**THE DATA**
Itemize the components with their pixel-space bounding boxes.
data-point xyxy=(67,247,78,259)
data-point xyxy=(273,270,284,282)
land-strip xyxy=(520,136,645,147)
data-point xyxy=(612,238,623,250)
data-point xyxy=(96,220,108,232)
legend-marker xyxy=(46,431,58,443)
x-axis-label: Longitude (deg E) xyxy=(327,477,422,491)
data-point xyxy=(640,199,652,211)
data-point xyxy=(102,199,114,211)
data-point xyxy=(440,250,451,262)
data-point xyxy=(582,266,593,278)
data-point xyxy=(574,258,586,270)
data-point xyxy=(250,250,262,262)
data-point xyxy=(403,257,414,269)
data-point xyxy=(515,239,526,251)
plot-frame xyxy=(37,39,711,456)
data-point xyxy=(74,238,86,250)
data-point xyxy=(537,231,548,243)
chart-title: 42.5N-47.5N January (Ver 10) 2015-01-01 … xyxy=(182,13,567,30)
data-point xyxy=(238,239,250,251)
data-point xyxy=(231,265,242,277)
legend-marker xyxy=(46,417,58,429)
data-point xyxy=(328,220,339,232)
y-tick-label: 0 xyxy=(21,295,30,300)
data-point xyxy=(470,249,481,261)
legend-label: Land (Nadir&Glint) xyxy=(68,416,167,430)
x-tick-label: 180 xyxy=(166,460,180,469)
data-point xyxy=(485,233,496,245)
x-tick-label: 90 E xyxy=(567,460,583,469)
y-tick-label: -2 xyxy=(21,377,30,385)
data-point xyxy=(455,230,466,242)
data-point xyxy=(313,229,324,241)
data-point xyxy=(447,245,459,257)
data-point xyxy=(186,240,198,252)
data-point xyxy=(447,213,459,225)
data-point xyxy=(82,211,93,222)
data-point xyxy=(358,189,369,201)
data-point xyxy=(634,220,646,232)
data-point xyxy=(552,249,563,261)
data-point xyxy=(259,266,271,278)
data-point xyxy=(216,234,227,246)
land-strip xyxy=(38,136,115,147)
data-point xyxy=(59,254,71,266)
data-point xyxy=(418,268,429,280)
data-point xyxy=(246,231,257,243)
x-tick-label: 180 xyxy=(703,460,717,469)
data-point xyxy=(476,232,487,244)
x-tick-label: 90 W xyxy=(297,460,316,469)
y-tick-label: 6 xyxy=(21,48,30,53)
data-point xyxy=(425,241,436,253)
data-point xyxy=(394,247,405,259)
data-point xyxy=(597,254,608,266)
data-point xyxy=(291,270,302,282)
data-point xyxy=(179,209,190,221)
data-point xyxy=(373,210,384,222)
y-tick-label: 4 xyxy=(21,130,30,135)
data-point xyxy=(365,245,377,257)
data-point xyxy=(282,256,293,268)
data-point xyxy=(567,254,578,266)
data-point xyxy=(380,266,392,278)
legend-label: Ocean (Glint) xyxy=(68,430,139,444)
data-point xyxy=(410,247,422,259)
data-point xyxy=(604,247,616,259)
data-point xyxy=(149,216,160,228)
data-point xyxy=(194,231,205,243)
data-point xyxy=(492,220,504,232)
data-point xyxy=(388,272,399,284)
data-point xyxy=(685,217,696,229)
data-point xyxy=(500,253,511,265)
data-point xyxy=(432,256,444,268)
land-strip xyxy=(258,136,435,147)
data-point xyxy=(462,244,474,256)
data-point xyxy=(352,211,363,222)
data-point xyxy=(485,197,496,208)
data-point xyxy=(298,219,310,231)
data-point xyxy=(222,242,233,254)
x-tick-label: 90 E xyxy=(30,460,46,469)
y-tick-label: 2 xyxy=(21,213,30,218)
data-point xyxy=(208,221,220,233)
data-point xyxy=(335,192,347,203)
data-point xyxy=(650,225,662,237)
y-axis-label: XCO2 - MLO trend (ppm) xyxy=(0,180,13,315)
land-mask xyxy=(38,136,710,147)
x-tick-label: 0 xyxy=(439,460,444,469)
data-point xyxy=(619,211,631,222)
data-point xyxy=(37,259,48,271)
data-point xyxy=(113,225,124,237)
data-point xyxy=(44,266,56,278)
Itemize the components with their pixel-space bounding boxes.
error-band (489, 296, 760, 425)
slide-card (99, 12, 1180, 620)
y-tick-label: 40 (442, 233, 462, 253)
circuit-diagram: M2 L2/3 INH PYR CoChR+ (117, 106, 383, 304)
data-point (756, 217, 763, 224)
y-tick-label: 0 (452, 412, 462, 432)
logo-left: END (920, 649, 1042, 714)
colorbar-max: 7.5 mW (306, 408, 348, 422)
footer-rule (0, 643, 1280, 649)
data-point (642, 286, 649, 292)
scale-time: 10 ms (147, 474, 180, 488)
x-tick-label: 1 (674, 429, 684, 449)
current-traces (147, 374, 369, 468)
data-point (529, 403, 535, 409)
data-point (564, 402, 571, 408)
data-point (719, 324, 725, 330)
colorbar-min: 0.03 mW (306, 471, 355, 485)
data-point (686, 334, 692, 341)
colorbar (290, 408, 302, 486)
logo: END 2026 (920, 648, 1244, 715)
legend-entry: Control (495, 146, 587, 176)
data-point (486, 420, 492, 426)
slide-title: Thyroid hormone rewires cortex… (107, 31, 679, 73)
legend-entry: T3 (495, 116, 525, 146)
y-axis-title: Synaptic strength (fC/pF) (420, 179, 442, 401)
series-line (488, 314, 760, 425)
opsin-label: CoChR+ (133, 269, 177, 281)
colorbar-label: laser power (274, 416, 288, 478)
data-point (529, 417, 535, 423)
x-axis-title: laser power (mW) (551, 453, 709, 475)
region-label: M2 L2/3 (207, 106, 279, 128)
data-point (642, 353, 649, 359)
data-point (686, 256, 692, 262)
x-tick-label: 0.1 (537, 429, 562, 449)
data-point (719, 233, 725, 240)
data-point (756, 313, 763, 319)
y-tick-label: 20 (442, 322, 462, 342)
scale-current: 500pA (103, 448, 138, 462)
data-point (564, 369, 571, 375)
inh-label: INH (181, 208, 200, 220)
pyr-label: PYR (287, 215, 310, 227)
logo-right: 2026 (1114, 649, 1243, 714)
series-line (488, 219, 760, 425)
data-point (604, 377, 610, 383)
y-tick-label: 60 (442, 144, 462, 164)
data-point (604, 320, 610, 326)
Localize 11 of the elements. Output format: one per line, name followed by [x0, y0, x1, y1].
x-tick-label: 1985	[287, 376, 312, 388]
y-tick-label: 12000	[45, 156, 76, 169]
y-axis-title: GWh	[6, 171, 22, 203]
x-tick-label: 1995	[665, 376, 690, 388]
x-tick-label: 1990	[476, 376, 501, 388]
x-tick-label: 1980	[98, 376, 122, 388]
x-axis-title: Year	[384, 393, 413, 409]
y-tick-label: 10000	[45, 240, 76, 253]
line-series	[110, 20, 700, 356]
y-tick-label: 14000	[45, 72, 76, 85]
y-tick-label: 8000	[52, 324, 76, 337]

**OBJECTIVE**
Copy out all of the data above word for word, keeping every line as it appears.

**RESPONSE TO THE EXERCISE**
Itemize the components with their pixel-space bounding boxes.
data-point xyxy=(67,247,78,259)
data-point xyxy=(273,270,284,282)
land-strip xyxy=(520,136,645,147)
data-point xyxy=(612,238,623,250)
data-point xyxy=(96,220,108,232)
legend-marker xyxy=(46,431,58,443)
x-axis-label: Longitude (deg E) xyxy=(327,477,422,491)
data-point xyxy=(640,199,652,211)
data-point xyxy=(102,199,114,211)
data-point xyxy=(440,250,451,262)
data-point xyxy=(582,266,593,278)
data-point xyxy=(574,258,586,270)
data-point xyxy=(250,250,262,262)
data-point xyxy=(403,257,414,269)
data-point xyxy=(515,239,526,251)
plot-frame xyxy=(37,39,711,456)
data-point xyxy=(74,238,86,250)
data-point xyxy=(537,231,548,243)
chart-title: 42.5N-47.5N January (Ver 10) 2015-01-01 … xyxy=(182,13,567,30)
data-point xyxy=(238,239,250,251)
data-point xyxy=(231,265,242,277)
legend-marker xyxy=(46,417,58,429)
data-point xyxy=(328,220,339,232)
y-tick-label: 0 xyxy=(21,295,30,300)
data-point xyxy=(470,249,481,261)
legend-label: Land (Nadir&Glint) xyxy=(68,416,167,430)
x-tick-label: 180 xyxy=(166,460,180,469)
data-point xyxy=(485,233,496,245)
x-tick-label: 90 E xyxy=(567,460,583,469)
y-tick-label: -2 xyxy=(21,377,30,385)
data-point xyxy=(455,230,466,242)
data-point xyxy=(313,229,324,241)
data-point xyxy=(447,245,459,257)
data-point xyxy=(186,240,198,252)
data-point xyxy=(447,213,459,225)
data-point xyxy=(82,211,93,222)
data-point xyxy=(358,189,369,201)
data-point xyxy=(634,220,646,232)
data-point xyxy=(552,249,563,261)
data-point xyxy=(259,266,271,278)
data-point xyxy=(216,234,227,246)
land-strip xyxy=(38,136,115,147)
data-point xyxy=(59,254,71,266)
data-point xyxy=(418,268,429,280)
data-point xyxy=(246,231,257,243)
x-tick-label: 180 xyxy=(703,460,717,469)
data-point xyxy=(476,232,487,244)
x-tick-label: 90 W xyxy=(297,460,316,469)
y-tick-label: 6 xyxy=(21,48,30,53)
data-point xyxy=(425,241,436,253)
data-point xyxy=(394,247,405,259)
data-point xyxy=(597,254,608,266)
data-point xyxy=(291,270,302,282)
data-point xyxy=(179,209,190,221)
data-point xyxy=(373,210,384,222)
y-tick-label: 4 xyxy=(21,130,30,135)
data-point xyxy=(365,245,377,257)
data-point xyxy=(282,256,293,268)
data-point xyxy=(567,254,578,266)
data-point xyxy=(380,266,392,278)
legend-label: Ocean (Glint) xyxy=(68,430,139,444)
data-point xyxy=(410,247,422,259)
data-point xyxy=(604,247,616,259)
data-point xyxy=(149,216,160,228)
data-point xyxy=(194,231,205,243)
data-point xyxy=(492,220,504,232)
data-point xyxy=(388,272,399,284)
data-point xyxy=(685,217,696,229)
data-point xyxy=(500,253,511,265)
data-point xyxy=(432,256,444,268)
land-strip xyxy=(258,136,435,147)
data-point xyxy=(462,244,474,256)
data-point xyxy=(352,211,363,222)
data-point xyxy=(485,197,496,208)
data-point xyxy=(298,219,310,231)
data-point xyxy=(222,242,233,254)
x-tick-label: 90 E xyxy=(30,460,46,469)
y-tick-label: 2 xyxy=(21,213,30,218)
data-point xyxy=(208,221,220,233)
data-point xyxy=(335,192,347,203)
data-point xyxy=(650,225,662,237)
y-axis-label: XCO2 - MLO trend (ppm) xyxy=(0,180,13,315)
land-mask xyxy=(38,136,710,147)
x-tick-label: 0 xyxy=(439,460,444,469)
data-point xyxy=(619,211,631,222)
data-point xyxy=(37,259,48,271)
data-point xyxy=(113,225,124,237)
data-point xyxy=(44,266,56,278)
Itemize the components with their pixel-space bounding boxes.
error-band (489, 296, 760, 425)
slide-card (99, 12, 1180, 620)
y-tick-label: 40 (442, 233, 462, 253)
circuit-diagram: M2 L2/3 INH PYR CoChR+ (117, 106, 383, 304)
data-point (756, 217, 763, 224)
y-tick-label: 0 (452, 412, 462, 432)
logo-left: END (920, 649, 1042, 714)
colorbar-max: 7.5 mW (306, 408, 348, 422)
footer-rule (0, 643, 1280, 649)
data-point (642, 286, 649, 292)
scale-time: 10 ms (147, 474, 180, 488)
x-tick-label: 1 (674, 429, 684, 449)
current-traces (147, 374, 369, 468)
data-point (529, 403, 535, 409)
data-point (564, 402, 571, 408)
data-point (719, 324, 725, 330)
colorbar-min: 0.03 mW (306, 471, 355, 485)
data-point (686, 334, 692, 341)
colorbar (290, 408, 302, 486)
logo: END 2026 (920, 648, 1244, 715)
legend-entry: Control (495, 146, 587, 176)
data-point (486, 420, 492, 426)
slide-title: Thyroid hormone rewires cortex… (107, 31, 679, 73)
legend-entry: T3 (495, 116, 525, 146)
y-axis-title: Synaptic strength (fC/pF) (420, 179, 442, 401)
series-line (488, 314, 760, 425)
opsin-label: CoChR+ (133, 269, 177, 281)
colorbar-label: laser power (274, 416, 288, 478)
data-point (529, 417, 535, 423)
x-axis-title: laser power (mW) (551, 453, 709, 475)
region-label: M2 L2/3 (207, 106, 279, 128)
data-point (642, 353, 649, 359)
data-point (686, 256, 692, 262)
x-tick-label: 0.1 (537, 429, 562, 449)
data-point (719, 233, 725, 240)
data-point (756, 313, 763, 319)
y-tick-label: 20 (442, 322, 462, 342)
scale-current: 500pA (103, 448, 138, 462)
data-point (564, 369, 571, 375)
inh-label: INH (181, 208, 200, 220)
pyr-label: PYR (287, 215, 310, 227)
logo-right: 2026 (1114, 649, 1243, 714)
series-line (488, 219, 760, 425)
data-point (604, 377, 610, 383)
y-tick-label: 60 (442, 144, 462, 164)
data-point (604, 320, 610, 326)
Localize 11 of the elements. Output format: one per line, name followed by [x0, y0, x1, y1].
x-tick-label: 1985	[287, 376, 312, 388]
y-tick-label: 12000	[45, 156, 76, 169]
y-axis-title: GWh	[6, 171, 22, 203]
x-tick-label: 1995	[665, 376, 690, 388]
x-tick-label: 1990	[476, 376, 501, 388]
x-tick-label: 1980	[98, 376, 122, 388]
x-axis-title: Year	[384, 393, 413, 409]
y-tick-label: 10000	[45, 240, 76, 253]
line-series	[110, 20, 700, 356]
y-tick-label: 14000	[45, 72, 76, 85]
y-tick-label: 8000	[52, 324, 76, 337]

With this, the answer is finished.